- Work required
Filter these entries, keeping only lines that hold the word "دوشنبه".

- Exercise material
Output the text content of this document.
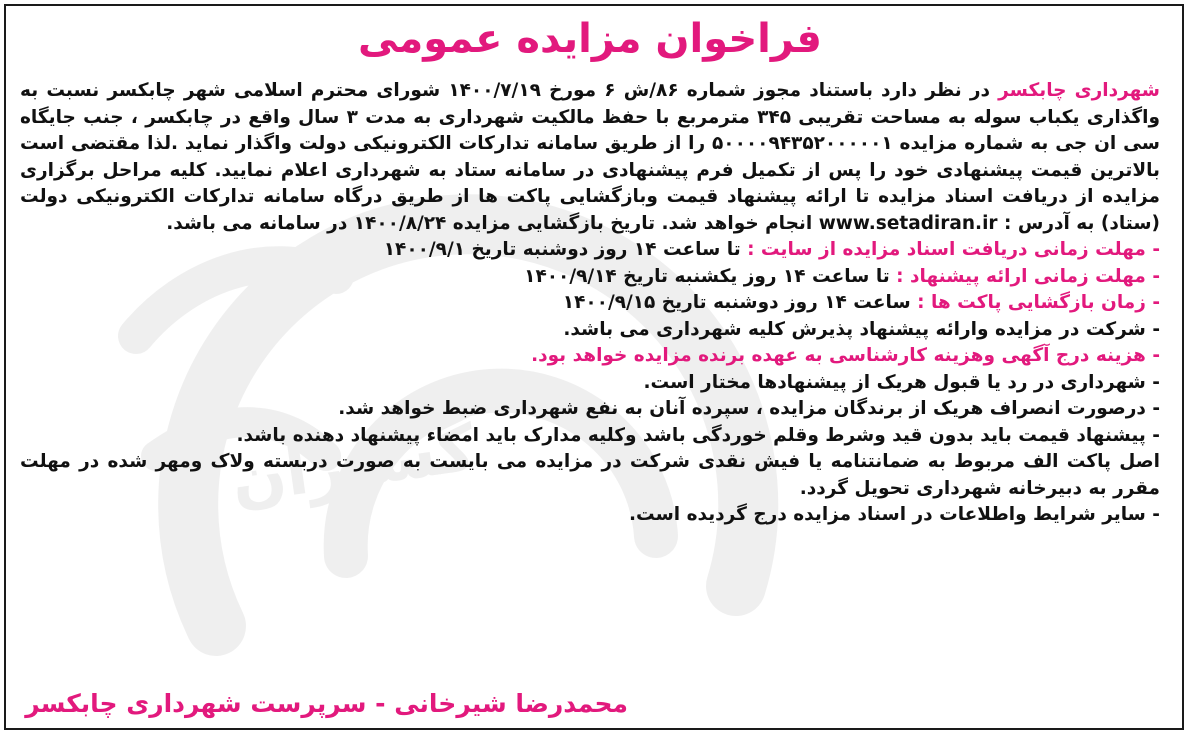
گستران
فراخوان مزایده عمومی

شهرداری چابکسر در نظر دارد باستناد مجوز شماره ۸۶/ش ۶ مورخ ۱۴۰۰/۷/۱۹ شورای محترم اسلامی شهر چابکسر نسبت به واگذاری یکباب سوله به مساحت تقریبی ۳۴۵ مترمربع با حفظ مالکیت شهرداری به مدت ۳ سال واقع در چابکسر ، جنب جایگاه سی ان جی به شماره مزایده ۵۰۰۰۰۹۴۳۵۲۰۰۰۰۰۱ را از طریق سامانه تدارکات الکترونیکی دولت واگذار نماید .لذا مقتضی است بالاترین قیمت پیشنهادی خود را پس از تکمیل فرم پیشنهادی در سامانه ستاد به شهرداری اعلام نمایید. کلیه مراحل برگزاری مزایده از دریافت اسناد مزایده تا ارائه پیشنهاد قیمت وبازگشایی پاکت ها از طریق درگاه سامانه تدارکات الکترونیکی دولت (ستاد) به آدرس : www.setadiran.ir انجام خواهد شد. تاریخ بازگشایی مزایده ۱۴۰۰/۸/۲۴ در سامانه می باشد.

- مهلت زمانی دریافت اسناد مزایده از سایت : تا ساعت ۱۴ روز دوشنبه تاریخ ۱۴۰۰/۹/۱
- مهلت زمانی ارائه پیشنهاد : تا ساعت ۱۴ روز یکشنبه تاریخ ۱۴۰۰/۹/۱۴
- زمان بازگشایی پاکت ها : ساعت ۱۴ روز دوشنبه تاریخ ۱۴۰۰/۹/۱۵
- شرکت در مزایده وارائه پیشنهاد پذیرش کلیه شهرداری می باشد.
- هزینه درج آگهی وهزینه کارشناسی به عهده برنده مزایده خواهد بود.
- شهرداری در رد یا قبول هریک از پیشنهادها مختار است.
- درصورت انصراف هریک از برندگان مزایده ، سپرده آنان به نفع شهرداری ضبط خواهد شد.
- پیشنهاد قیمت باید بدون قید وشرط وقلم خوردگی باشد وکلیه مدارک باید امضاء پیشنهاد دهنده باشد.

اصل پاکت الف مربوط به ضمانتنامه یا فیش نقدی شرکت در مزایده می بایست به صورت دربسته ولاک ومهر شده در مهلت مقرر به دبیرخانه شهرداری تحویل گردد.

- سایر شرایط واطلاعات در اسناد مزایده درج گردیده است.
محمدرضا شیرخانی - سرپرست شهرداری چابکسر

- Output for this task
- مهلت زمانی دریافت اسناد مزایده از سایت : تا ساعت ۱۴ روز دوشنبه تاریخ ۱۴۰۰/۹/۱
- زمان بازگشایی پاکت ها : ساعت ۱۴ روز دوشنبه تاریخ ۱۴۰۰/۹/۱۵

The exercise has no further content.